Zaman ilerleyip düzen oturdukça, bebeğim biraz daha etrafın farkına vardıkça, büyük oğlum da rahatladıkça ve ben de tiroit ilacımı düzenli kullanmaya başlayınca her şey çok daha kolay olmaya başladı. 10 dk bile olsa abi-kardeş oyun oynayıp gülüşmeye, ben de onları keyifle izlemeye başladım. Daha sonra (genelde mızıkçılık yapıp oyunu bozacak da olsa) bebeğim de oyunlarımıza katılmaya başladı. Top oyunları, saklambaç, bowling, vs hep birlikte oynadığımız oyunlar.
Allah'a şükürler olsun şimdi her şey çok daha keyifli. Bebeğim neredeyse 21 aylık oldu. İki yaş sendromundayız. Uykularımız hala problemli. Büyük oğlum kardeşini kıskanmadı ama kardeşi abiyi kıskanıyor. Bloguma post yazma zamanım neredeyse yok denecek kadar azaldı. Ama artık bir düzenimiz var.

> Çalışma Görevleri
**1)** Şu ifadelerin seçilen metinle uyuşup uyuşmadığını belirtin: (a) Büyük oğul kardeşini kıskanmıştır. (b) Bebek neredeyse 21 aylık olmuştur. (c) Uyku sorunları tamamen çözülmüştür. Her biri için evet ya da hayır deyin ve kararı veren sözleri metinden aynen aktarın.
**2)** İki çocuklu bir evde düzenin oturmasını anlatan metni kaldığı yerden sürdürün.
Metinden sonra gelen malzeme farklı bir kaynaktan alınmıştır.

> Veri Bloğu
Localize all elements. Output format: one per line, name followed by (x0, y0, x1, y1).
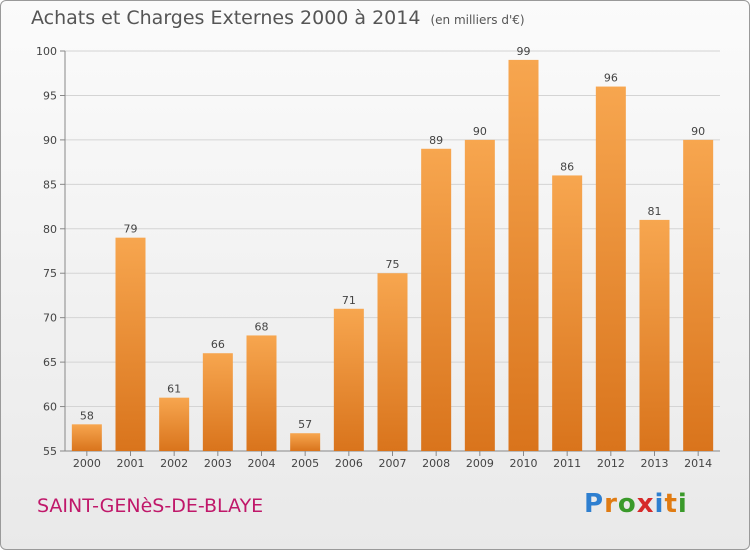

> Görevlere Göre Yanıtlar
**1)**
(a) Hayır: "Büyük oğlum kardeşini kıskanmadı ama kardeşi abiyi kıskanıyor."
(b) Evet: "Bebeğim neredeyse 21 aylık oldu."
(c) Hayır: "Uykularımız hala problemli."

**2)**
Yeni anneler, anne adayları, ikinci bebeğini bekleyenler... Bunlar benim yaşadıklarım. Asla sizi korkutmak istemiyorum. Aksine, ilk günler zor olsa bile sonradan güzelce düzen oturtulabiliyor diye yazdım bunları. Bu arada, ilk çocuk tecrübesizliğe geliyor ve gerçekten ikinci çocukta daha rahat olunuyor. Ama üçüncü çocukta tamamen anne olmanın keyfi çıkarılıyor diyorlar :) Ben diyenlerin yalancısıyım :) blogcu anne Elif Doğan da öyle dediğine göre doğrudur. Ben düşünmüyorum ama üçüncü çocuğu düşünenlere duyurulur :)))
NOT: Yazım hatalarım varsa affedin. Yazıyı çok zor bitirdim ama artık bebeğim durmadığı için kontrol etmeden yayınlayacağım.
Herkese mutlu, sağlıklı, huzurlu ve bereketli günler dilerim. Sevgiyle kalın...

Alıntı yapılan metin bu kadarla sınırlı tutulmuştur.